## Available records
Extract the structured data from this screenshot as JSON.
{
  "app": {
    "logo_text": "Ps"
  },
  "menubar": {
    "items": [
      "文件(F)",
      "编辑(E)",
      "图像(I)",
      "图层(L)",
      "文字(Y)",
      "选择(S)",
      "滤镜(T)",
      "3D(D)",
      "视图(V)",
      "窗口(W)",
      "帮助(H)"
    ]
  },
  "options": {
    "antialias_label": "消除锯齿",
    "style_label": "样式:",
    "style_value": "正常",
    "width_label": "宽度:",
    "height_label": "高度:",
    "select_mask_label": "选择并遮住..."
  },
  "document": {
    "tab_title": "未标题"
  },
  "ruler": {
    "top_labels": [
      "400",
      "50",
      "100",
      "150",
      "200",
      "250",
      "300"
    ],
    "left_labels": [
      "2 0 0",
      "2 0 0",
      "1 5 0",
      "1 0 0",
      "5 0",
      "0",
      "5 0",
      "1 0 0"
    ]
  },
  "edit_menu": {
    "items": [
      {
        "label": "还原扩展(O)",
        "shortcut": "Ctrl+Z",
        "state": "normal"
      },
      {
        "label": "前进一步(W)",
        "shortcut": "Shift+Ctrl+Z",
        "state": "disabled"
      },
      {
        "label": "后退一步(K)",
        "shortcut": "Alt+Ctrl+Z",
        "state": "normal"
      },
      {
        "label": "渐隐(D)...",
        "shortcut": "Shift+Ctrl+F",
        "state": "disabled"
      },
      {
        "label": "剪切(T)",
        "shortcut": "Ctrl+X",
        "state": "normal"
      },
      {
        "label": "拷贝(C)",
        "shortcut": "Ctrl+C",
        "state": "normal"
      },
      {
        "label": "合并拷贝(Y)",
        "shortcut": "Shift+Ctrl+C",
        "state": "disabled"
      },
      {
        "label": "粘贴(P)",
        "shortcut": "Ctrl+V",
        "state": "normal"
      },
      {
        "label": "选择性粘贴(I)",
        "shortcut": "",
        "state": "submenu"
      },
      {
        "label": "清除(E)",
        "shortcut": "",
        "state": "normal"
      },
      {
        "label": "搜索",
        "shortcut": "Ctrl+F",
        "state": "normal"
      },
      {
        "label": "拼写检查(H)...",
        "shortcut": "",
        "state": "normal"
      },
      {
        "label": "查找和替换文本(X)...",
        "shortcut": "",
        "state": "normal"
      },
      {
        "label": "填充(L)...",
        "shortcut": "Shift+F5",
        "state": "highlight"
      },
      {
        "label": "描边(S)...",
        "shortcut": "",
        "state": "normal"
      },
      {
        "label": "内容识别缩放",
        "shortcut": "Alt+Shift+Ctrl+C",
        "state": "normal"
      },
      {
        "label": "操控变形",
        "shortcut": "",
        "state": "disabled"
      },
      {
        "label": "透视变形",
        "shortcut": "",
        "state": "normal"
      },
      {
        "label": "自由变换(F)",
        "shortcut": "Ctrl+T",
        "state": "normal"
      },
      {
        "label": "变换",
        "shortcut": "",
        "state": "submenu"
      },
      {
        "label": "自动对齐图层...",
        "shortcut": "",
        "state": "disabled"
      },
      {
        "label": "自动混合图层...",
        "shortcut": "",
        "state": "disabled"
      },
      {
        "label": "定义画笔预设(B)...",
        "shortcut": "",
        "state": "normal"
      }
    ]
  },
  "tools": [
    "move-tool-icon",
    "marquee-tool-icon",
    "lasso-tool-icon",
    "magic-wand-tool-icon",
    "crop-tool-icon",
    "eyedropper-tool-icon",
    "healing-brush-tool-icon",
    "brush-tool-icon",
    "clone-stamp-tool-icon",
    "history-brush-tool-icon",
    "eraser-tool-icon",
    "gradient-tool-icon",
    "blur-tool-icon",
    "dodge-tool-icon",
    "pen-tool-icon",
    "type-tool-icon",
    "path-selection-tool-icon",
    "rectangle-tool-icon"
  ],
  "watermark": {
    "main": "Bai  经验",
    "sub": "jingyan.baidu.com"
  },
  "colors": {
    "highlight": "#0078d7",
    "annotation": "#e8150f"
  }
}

...

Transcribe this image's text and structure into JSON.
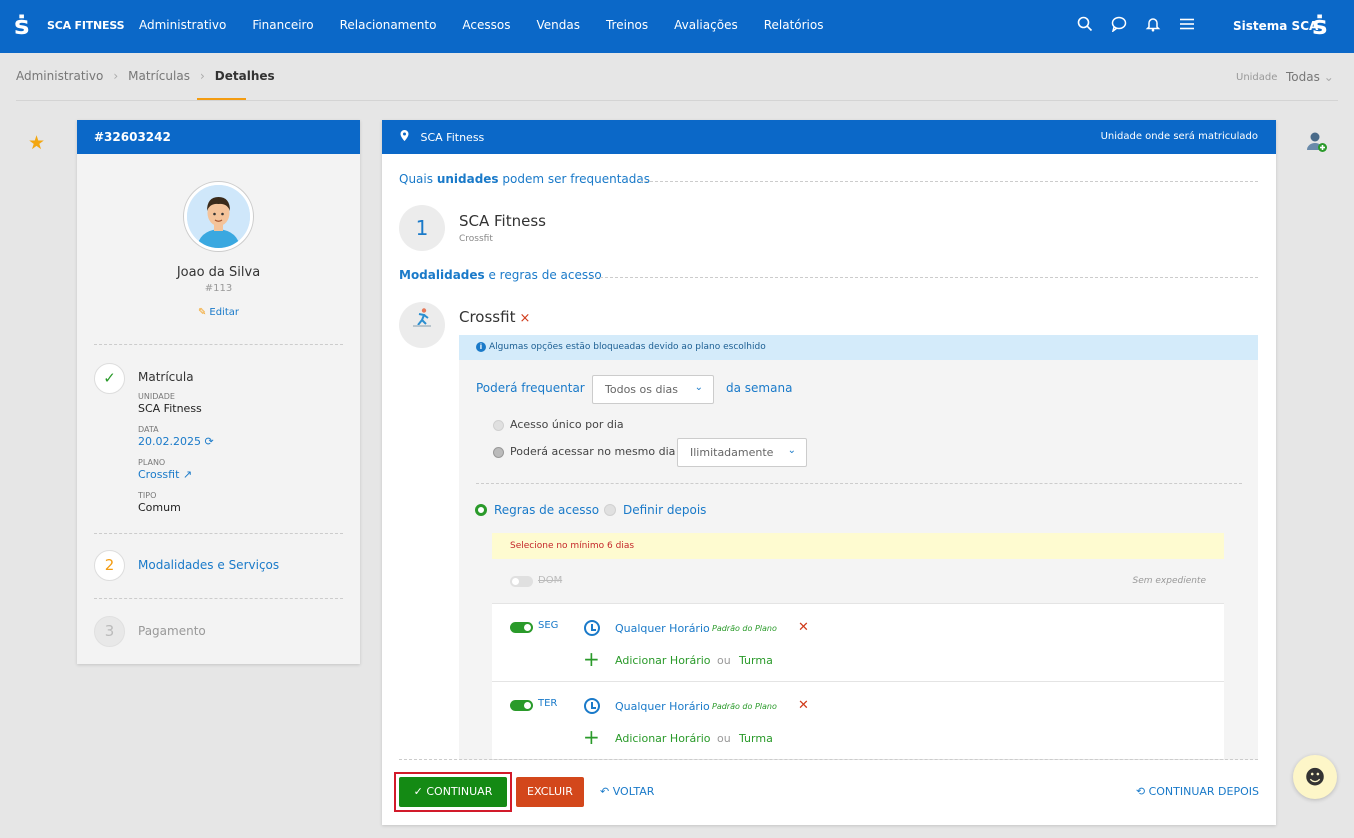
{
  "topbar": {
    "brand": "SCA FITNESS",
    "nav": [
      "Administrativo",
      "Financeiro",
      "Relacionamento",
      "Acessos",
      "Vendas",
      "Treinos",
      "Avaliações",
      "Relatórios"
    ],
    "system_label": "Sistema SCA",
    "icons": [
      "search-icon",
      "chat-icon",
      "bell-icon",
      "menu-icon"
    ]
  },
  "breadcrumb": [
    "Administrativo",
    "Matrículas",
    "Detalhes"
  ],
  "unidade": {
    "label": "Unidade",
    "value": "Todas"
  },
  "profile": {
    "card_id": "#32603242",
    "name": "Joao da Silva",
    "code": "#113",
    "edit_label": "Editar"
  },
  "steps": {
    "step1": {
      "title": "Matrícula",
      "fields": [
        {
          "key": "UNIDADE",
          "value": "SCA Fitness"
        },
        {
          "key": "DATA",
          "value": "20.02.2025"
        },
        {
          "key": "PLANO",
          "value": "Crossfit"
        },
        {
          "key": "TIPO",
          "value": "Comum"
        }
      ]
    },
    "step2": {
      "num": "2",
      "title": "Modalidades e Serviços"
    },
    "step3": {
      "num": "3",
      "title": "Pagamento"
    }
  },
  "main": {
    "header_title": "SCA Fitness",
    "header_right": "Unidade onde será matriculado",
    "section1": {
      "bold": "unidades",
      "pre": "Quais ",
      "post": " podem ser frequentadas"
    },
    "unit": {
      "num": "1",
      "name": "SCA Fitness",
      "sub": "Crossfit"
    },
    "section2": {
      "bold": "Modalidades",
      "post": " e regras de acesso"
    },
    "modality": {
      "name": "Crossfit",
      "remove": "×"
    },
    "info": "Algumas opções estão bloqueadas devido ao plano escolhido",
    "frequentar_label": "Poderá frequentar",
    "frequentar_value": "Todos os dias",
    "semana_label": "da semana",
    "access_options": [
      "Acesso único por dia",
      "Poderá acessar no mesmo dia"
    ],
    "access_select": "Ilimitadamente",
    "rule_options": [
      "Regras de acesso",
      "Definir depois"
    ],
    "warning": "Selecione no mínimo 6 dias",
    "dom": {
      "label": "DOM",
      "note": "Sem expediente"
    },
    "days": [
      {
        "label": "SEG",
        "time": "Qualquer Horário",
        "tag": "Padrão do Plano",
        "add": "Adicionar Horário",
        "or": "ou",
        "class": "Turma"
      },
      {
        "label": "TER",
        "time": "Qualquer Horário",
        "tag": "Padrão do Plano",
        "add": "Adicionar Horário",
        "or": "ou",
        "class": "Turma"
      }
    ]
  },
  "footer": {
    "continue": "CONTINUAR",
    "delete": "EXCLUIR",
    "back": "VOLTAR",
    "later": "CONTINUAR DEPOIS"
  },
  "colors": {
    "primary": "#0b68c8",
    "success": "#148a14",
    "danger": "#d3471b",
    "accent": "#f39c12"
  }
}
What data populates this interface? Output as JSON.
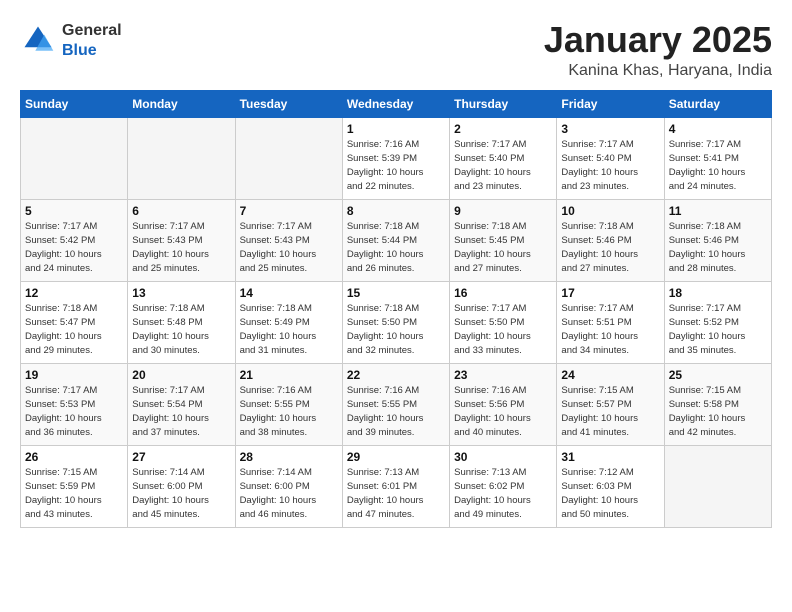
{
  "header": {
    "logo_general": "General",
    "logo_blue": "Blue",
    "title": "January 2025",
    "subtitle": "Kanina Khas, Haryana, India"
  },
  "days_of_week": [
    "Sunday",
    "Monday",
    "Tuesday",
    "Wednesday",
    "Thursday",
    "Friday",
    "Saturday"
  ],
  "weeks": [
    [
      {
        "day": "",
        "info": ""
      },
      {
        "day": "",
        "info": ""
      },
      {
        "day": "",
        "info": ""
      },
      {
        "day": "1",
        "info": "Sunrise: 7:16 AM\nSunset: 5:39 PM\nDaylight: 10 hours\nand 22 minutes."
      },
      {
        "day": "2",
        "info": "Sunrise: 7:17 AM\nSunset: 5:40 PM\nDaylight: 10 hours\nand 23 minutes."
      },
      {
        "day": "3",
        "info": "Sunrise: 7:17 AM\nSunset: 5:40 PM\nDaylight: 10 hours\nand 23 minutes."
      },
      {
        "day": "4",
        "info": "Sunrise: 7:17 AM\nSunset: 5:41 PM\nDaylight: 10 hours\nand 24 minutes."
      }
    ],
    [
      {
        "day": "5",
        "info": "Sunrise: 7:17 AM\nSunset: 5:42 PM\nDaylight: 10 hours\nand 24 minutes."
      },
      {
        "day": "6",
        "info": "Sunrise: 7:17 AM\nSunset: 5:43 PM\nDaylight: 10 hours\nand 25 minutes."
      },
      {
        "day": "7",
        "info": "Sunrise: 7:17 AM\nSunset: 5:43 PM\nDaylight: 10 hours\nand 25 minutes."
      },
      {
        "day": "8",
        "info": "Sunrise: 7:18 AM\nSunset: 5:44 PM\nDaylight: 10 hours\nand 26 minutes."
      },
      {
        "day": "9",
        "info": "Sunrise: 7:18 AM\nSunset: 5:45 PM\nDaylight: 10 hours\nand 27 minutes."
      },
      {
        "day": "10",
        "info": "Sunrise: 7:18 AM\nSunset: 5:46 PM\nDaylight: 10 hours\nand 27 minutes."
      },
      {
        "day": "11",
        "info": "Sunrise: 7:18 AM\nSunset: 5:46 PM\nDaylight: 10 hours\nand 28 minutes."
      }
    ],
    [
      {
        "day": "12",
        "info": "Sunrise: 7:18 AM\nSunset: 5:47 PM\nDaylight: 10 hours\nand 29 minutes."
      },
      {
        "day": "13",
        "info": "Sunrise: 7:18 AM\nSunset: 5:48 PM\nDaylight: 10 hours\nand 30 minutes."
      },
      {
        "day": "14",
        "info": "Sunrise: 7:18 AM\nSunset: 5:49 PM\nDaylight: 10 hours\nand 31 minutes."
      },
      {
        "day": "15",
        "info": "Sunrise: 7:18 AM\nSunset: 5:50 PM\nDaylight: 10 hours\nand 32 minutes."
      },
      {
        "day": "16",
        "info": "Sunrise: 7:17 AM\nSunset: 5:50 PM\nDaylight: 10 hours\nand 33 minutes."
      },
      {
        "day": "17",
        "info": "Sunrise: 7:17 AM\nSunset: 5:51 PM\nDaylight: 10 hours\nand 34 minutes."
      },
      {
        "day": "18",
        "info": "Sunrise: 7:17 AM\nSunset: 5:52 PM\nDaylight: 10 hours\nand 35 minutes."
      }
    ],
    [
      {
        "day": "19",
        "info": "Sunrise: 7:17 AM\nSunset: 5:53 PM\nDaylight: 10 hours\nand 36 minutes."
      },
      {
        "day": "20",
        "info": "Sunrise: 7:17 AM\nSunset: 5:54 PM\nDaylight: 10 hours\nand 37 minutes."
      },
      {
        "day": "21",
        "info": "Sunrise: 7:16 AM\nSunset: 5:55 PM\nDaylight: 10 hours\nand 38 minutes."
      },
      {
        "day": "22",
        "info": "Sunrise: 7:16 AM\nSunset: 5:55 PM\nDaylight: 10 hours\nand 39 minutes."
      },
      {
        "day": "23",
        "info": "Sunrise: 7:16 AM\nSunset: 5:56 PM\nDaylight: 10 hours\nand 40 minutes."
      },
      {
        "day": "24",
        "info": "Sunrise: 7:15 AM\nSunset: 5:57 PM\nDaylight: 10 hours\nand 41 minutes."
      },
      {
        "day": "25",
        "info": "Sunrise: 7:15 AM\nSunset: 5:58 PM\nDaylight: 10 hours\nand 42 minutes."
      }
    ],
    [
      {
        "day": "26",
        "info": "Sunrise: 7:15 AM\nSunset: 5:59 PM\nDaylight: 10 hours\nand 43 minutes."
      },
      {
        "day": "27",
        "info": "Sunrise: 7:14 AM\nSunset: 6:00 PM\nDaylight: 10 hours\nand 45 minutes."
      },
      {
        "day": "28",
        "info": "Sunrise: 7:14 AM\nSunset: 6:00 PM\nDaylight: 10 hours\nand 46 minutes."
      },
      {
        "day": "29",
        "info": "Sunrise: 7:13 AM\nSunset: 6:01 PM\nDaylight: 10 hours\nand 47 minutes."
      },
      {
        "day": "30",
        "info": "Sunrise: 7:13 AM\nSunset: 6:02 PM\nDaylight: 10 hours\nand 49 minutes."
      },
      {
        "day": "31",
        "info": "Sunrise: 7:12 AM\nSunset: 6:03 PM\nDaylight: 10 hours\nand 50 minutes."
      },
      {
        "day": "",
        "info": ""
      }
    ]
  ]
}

## What is needed
Determine how many lines of the listing above hold the word "Crossfit". Report that number without anything else.

## Problem solution
3